▶ **Data extract**:
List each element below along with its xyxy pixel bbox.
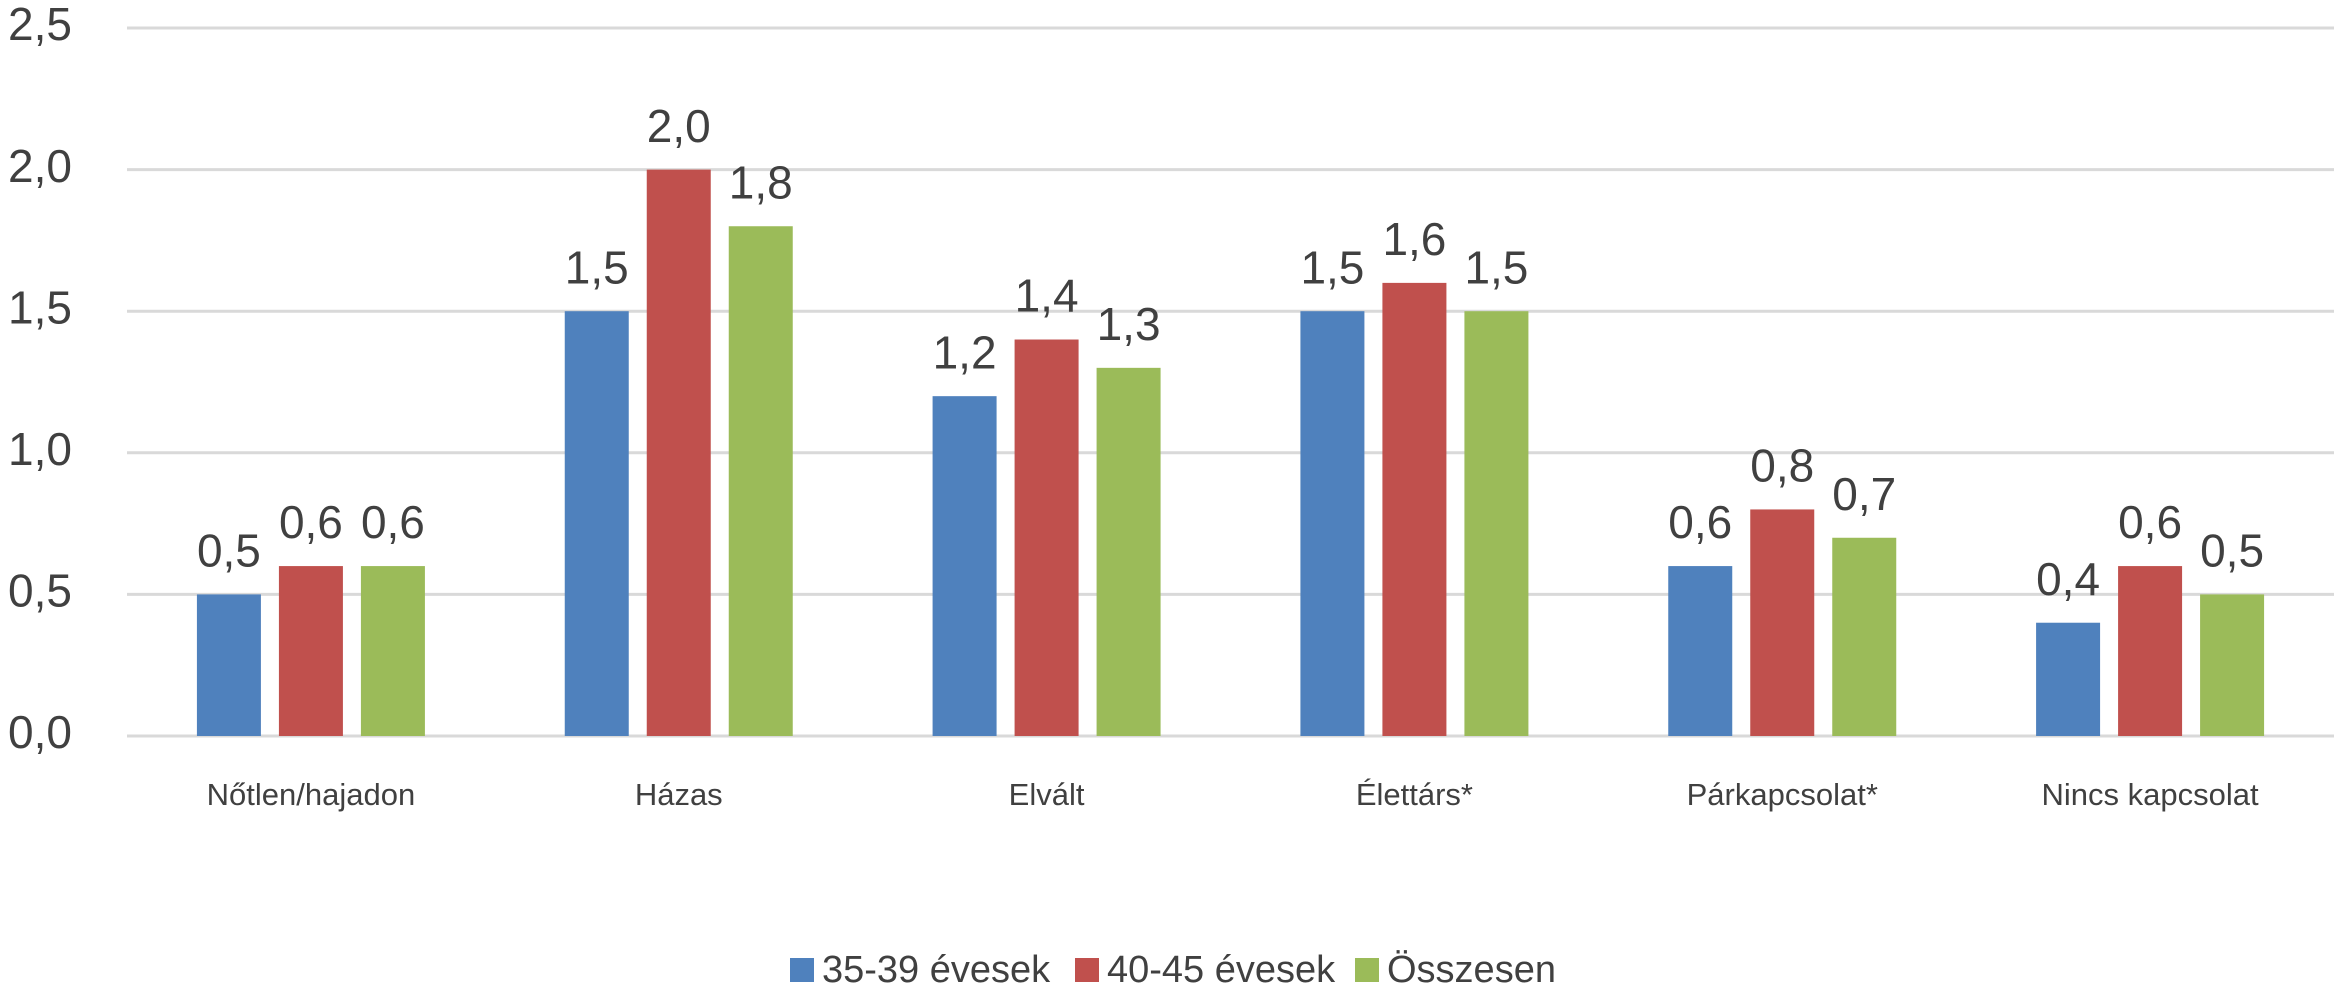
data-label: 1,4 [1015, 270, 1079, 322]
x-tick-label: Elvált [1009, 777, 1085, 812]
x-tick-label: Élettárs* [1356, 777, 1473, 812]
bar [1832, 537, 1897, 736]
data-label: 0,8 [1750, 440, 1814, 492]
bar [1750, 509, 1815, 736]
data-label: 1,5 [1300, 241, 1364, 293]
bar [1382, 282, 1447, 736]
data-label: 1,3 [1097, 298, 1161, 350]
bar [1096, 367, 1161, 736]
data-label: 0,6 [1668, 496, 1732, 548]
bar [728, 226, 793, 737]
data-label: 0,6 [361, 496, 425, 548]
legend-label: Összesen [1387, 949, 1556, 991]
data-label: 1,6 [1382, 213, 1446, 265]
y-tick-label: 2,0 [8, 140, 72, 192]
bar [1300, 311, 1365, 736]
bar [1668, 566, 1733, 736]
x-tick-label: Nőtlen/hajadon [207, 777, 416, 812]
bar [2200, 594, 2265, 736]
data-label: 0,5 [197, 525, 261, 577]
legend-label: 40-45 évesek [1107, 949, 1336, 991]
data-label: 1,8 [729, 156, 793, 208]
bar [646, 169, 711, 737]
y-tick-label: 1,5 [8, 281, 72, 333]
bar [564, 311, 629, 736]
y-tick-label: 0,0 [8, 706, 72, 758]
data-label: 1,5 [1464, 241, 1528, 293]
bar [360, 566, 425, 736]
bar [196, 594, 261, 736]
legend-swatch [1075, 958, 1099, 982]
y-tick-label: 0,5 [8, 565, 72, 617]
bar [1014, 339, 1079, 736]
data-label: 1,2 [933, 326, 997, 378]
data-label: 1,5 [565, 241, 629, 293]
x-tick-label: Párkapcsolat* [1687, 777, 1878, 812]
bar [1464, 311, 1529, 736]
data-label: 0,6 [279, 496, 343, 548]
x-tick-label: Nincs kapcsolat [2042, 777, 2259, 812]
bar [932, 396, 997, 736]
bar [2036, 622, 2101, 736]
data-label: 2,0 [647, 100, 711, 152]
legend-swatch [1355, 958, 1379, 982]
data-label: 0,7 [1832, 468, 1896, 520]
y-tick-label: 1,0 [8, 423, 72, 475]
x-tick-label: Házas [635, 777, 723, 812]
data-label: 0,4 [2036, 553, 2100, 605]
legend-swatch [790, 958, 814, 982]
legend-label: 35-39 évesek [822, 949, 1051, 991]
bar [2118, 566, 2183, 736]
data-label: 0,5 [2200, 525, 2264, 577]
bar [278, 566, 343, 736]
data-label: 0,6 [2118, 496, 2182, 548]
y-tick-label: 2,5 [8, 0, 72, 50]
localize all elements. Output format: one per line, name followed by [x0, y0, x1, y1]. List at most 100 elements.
--
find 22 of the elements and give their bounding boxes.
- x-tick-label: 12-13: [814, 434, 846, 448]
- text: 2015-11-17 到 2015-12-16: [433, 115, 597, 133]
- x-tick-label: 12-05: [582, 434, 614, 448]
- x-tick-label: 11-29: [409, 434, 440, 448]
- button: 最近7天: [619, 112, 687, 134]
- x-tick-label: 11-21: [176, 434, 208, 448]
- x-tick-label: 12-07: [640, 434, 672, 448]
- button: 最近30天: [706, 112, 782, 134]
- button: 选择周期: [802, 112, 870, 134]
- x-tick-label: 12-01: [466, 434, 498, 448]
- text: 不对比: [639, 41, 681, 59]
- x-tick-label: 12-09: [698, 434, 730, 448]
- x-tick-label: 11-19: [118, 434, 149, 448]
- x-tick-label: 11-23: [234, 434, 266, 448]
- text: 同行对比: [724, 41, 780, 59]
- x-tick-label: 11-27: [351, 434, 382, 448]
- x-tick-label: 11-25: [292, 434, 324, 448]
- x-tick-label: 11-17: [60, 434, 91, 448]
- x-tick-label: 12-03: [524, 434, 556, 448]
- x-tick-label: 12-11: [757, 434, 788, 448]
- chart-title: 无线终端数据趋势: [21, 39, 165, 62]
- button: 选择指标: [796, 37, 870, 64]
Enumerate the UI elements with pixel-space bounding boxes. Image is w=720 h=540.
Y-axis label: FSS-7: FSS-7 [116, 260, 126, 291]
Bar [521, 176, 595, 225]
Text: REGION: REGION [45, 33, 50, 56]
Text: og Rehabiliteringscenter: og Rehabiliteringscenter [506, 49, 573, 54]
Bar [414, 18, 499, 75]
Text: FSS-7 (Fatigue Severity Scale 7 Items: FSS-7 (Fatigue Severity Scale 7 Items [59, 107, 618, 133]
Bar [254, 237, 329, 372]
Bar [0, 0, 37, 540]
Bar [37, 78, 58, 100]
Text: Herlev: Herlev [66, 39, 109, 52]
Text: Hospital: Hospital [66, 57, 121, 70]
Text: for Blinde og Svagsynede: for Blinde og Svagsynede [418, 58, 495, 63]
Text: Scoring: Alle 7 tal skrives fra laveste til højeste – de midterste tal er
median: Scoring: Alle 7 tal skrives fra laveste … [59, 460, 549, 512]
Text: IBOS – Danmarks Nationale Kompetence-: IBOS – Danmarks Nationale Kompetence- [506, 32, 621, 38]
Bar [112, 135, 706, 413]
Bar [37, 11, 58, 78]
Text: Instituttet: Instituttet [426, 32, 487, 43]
==
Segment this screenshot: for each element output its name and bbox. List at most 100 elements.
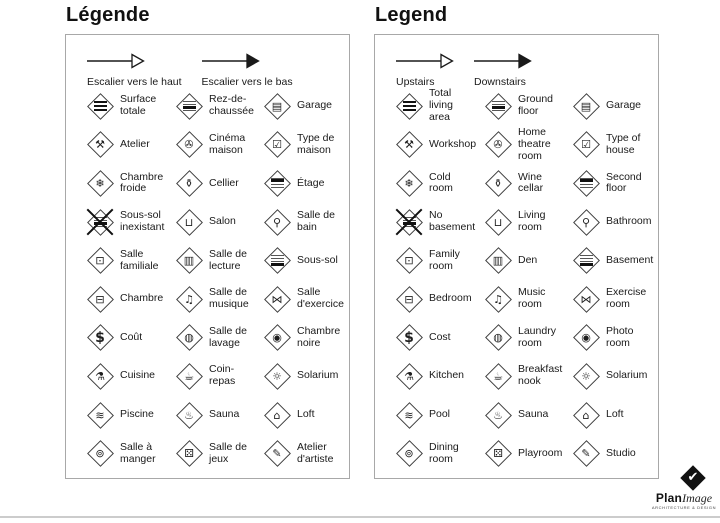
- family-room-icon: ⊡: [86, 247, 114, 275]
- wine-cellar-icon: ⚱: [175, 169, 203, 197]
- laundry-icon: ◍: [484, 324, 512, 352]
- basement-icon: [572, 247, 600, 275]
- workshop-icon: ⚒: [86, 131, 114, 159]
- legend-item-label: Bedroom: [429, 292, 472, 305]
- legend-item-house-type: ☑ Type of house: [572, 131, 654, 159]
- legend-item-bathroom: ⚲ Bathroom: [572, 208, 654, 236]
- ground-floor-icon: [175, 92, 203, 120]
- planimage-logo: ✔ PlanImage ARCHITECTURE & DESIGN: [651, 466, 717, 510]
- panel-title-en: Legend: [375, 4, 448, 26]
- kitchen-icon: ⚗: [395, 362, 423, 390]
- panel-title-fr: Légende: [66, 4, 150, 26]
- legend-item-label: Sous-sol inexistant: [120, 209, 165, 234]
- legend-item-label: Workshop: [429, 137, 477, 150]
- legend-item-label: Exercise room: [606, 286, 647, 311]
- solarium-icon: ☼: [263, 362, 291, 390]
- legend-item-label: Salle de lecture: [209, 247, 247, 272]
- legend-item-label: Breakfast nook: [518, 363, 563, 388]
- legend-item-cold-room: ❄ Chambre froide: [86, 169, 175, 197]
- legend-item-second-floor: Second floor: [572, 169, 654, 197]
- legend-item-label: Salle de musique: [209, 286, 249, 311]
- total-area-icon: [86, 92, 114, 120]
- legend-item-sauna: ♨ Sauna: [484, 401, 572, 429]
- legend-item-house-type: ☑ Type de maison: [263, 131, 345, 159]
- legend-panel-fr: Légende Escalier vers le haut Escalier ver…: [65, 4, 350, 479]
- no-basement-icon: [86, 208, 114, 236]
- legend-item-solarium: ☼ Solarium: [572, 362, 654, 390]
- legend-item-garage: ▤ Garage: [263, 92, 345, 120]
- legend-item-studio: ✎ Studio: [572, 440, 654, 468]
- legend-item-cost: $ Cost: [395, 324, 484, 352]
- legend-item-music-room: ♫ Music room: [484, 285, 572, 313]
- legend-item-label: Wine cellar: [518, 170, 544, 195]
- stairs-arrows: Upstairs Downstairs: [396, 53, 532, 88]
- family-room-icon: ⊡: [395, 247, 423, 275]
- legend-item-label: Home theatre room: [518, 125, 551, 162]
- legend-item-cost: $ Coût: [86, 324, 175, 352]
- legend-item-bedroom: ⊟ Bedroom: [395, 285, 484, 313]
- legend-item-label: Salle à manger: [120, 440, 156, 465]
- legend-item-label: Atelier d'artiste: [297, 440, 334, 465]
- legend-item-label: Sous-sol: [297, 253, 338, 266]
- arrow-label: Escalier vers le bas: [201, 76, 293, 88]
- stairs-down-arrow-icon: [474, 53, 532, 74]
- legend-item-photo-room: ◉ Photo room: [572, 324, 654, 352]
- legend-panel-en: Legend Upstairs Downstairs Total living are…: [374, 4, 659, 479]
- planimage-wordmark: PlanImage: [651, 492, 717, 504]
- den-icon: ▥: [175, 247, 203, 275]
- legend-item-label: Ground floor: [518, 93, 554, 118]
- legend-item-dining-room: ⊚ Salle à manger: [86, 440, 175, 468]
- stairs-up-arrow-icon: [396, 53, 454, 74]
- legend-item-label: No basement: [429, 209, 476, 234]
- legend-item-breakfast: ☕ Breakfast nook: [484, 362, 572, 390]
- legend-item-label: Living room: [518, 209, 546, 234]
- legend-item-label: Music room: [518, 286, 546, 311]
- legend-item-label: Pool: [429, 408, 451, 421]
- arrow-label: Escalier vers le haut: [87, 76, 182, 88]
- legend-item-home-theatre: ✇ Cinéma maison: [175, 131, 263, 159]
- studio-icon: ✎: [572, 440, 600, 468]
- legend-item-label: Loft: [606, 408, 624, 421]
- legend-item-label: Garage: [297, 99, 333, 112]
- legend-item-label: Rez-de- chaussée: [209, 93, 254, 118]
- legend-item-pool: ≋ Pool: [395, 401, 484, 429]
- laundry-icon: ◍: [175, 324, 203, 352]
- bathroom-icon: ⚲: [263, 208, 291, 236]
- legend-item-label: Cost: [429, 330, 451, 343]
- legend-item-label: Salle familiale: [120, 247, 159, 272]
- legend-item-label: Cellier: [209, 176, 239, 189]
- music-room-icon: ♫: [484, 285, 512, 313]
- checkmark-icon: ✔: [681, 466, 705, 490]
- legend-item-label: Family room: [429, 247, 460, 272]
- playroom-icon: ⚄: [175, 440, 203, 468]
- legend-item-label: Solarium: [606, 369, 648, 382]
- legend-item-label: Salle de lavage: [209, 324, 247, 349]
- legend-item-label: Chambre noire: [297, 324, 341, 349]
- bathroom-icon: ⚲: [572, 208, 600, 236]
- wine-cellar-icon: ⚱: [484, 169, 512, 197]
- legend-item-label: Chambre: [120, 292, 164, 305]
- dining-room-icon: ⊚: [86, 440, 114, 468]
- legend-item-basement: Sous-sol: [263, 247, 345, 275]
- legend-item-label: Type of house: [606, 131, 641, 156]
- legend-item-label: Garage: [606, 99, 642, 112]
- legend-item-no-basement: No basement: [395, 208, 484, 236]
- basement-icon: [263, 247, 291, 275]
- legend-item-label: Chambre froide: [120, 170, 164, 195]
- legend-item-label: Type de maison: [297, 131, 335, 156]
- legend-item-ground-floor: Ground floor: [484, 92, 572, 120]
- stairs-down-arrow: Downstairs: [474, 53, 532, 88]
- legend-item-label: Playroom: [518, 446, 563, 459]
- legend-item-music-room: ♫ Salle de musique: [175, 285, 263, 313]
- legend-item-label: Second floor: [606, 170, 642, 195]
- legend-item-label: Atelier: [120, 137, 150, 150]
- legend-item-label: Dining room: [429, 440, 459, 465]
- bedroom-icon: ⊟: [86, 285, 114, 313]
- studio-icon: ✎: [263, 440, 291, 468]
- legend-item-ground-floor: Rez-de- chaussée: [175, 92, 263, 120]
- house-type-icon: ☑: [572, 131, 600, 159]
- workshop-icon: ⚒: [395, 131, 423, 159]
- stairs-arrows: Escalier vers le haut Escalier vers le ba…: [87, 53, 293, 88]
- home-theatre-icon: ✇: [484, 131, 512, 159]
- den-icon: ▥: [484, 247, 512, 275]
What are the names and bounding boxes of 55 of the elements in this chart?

▶ **Problem description**:
Reproduce the lines of the records from the one containing "data-label: 1,4 [1015, 270, 1079, 322]" through the one containing "data-label: 0,6 [1668, 496, 1732, 548]", both included.

▶ **Response**:
data-label: 1,4 [1015, 270, 1079, 322]
x-tick-label: Elvált [1009, 777, 1085, 812]
x-tick-label: Élettárs* [1356, 777, 1473, 812]
bar [1832, 537, 1897, 736]
data-label: 0,8 [1750, 440, 1814, 492]
bar [1750, 509, 1815, 736]
data-label: 1,5 [1300, 241, 1364, 293]
bar [1382, 282, 1447, 736]
data-label: 1,3 [1097, 298, 1161, 350]
bar [1096, 367, 1161, 736]
data-label: 0,6 [1668, 496, 1732, 548]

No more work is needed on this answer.